### Aim of the exercise
Copy the entries character for character, beginning with the first line and continuing through the line that contains "paragraph-3: Already a".

### Provided entries
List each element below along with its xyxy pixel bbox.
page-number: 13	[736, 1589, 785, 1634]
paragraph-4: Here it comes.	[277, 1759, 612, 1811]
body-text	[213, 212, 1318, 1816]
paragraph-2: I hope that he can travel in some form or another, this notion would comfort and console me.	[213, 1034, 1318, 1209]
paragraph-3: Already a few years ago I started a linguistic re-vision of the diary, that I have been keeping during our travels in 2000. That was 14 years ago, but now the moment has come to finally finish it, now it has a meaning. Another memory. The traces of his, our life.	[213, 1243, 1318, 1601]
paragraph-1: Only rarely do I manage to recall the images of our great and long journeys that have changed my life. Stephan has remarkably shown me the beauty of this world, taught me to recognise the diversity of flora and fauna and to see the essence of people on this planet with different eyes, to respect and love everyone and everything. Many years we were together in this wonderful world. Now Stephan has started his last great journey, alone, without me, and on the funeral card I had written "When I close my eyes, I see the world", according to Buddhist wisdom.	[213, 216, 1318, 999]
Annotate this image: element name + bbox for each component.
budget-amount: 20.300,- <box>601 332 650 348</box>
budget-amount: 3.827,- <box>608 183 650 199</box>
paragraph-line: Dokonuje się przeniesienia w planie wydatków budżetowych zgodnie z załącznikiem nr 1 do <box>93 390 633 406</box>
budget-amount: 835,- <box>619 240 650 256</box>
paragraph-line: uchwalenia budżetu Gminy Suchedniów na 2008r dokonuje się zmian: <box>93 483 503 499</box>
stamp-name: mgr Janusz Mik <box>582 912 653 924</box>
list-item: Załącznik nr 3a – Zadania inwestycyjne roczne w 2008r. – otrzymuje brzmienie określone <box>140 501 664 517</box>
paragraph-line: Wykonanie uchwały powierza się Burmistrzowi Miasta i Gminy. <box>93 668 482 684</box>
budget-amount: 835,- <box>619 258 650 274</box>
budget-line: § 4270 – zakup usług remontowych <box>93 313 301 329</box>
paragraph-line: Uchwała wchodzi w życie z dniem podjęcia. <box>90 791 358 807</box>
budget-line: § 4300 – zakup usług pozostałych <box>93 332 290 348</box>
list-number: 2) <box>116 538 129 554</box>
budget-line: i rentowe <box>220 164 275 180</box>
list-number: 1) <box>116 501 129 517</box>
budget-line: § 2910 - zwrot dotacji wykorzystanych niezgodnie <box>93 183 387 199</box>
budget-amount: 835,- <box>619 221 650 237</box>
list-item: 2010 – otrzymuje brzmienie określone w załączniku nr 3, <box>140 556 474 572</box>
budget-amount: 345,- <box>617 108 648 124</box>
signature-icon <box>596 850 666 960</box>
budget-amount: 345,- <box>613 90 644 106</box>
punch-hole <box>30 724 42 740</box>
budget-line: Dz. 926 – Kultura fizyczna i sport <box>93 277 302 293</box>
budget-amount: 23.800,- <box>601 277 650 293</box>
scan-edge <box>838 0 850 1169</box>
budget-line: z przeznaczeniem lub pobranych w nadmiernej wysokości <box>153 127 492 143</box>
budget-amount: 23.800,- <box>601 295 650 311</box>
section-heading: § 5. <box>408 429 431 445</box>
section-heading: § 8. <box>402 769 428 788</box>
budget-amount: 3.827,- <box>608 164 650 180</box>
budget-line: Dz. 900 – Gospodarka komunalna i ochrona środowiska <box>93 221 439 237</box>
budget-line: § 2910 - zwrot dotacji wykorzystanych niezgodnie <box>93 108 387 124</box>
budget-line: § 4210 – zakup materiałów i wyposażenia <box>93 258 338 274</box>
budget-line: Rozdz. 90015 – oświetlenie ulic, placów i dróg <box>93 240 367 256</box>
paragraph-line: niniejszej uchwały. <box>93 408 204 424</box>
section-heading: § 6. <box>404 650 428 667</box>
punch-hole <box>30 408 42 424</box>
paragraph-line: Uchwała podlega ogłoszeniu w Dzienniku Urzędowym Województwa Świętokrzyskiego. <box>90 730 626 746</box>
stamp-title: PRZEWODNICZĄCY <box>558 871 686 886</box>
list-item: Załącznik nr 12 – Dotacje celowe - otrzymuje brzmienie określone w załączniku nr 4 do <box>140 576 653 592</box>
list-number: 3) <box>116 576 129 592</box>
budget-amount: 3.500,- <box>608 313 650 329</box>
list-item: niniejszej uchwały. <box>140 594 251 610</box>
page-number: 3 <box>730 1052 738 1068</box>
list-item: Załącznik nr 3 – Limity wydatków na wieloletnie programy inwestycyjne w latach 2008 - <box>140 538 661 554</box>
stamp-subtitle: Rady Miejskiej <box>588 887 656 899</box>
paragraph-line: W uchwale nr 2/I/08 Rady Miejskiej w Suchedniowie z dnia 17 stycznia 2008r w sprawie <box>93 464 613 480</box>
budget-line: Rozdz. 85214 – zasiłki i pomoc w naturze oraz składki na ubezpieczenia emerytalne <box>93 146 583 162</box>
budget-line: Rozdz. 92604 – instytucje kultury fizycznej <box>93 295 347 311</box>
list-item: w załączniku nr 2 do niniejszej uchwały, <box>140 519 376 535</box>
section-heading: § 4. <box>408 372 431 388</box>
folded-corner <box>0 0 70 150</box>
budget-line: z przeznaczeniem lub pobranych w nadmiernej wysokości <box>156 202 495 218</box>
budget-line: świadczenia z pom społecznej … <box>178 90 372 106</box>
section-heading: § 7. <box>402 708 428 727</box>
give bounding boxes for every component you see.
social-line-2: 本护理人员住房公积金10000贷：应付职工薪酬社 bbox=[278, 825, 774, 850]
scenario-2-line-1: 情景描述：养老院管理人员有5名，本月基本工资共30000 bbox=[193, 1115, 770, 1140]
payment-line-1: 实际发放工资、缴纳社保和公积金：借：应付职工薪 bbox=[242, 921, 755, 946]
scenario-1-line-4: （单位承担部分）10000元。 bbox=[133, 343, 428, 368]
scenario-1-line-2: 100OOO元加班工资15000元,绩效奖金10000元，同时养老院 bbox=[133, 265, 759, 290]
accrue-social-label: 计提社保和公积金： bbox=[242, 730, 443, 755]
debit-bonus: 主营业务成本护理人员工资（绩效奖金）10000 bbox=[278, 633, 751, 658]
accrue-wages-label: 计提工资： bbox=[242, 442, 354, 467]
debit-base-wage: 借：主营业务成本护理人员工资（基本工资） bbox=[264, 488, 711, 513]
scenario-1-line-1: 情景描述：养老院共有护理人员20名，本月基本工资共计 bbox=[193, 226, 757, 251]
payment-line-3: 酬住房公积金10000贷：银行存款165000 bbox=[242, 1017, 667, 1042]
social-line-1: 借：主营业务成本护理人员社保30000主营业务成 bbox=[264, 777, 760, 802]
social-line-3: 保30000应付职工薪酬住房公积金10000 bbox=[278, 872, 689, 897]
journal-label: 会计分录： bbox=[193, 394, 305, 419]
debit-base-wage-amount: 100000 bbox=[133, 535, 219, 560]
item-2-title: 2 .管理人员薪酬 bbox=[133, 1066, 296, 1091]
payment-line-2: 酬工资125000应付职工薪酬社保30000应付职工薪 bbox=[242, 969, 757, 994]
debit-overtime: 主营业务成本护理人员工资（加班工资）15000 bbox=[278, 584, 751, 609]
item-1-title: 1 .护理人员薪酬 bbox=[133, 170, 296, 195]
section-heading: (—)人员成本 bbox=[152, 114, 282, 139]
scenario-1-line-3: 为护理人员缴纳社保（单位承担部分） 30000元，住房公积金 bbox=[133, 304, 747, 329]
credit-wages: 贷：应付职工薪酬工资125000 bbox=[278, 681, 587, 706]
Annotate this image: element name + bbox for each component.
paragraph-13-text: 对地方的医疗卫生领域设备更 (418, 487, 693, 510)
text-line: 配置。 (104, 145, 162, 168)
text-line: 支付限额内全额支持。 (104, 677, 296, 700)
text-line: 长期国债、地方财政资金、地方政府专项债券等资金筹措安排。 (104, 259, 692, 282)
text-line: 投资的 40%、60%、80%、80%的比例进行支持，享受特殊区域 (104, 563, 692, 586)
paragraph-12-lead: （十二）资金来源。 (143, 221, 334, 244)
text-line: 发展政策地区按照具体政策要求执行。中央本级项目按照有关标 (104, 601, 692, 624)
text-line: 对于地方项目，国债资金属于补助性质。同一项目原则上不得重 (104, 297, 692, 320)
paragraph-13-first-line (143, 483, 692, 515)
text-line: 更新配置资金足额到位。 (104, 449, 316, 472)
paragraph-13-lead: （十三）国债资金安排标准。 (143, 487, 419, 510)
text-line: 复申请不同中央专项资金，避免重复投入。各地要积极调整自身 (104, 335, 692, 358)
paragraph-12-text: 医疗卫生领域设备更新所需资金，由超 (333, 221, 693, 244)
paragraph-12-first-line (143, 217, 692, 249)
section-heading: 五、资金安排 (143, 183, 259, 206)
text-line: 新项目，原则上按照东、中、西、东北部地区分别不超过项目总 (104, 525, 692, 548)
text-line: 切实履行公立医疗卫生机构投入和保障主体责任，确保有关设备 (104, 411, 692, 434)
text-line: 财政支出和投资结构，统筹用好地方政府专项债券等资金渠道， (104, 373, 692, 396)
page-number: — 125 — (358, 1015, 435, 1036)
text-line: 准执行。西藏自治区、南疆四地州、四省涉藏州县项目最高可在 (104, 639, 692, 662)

### Result of this task
List each element below along with its xyxy pixel bbox.
page-number: 13	[736, 1589, 785, 1634]
paragraph-4: Here it comes.	[277, 1759, 612, 1811]
body-text	[213, 212, 1318, 1816]
paragraph-2: I hope that he can travel in some form or another, this notion would comfort and console me.	[213, 1034, 1318, 1209]
paragraph-3: Already a few years ago I started a linguistic re-vision of the diary, that I have been keeping during our travels in 2000. That was 14 years ago, but now the moment has come to finally finish it, now it has a meaning. Another memory. The traces of his, our life.	[213, 1243, 1318, 1601]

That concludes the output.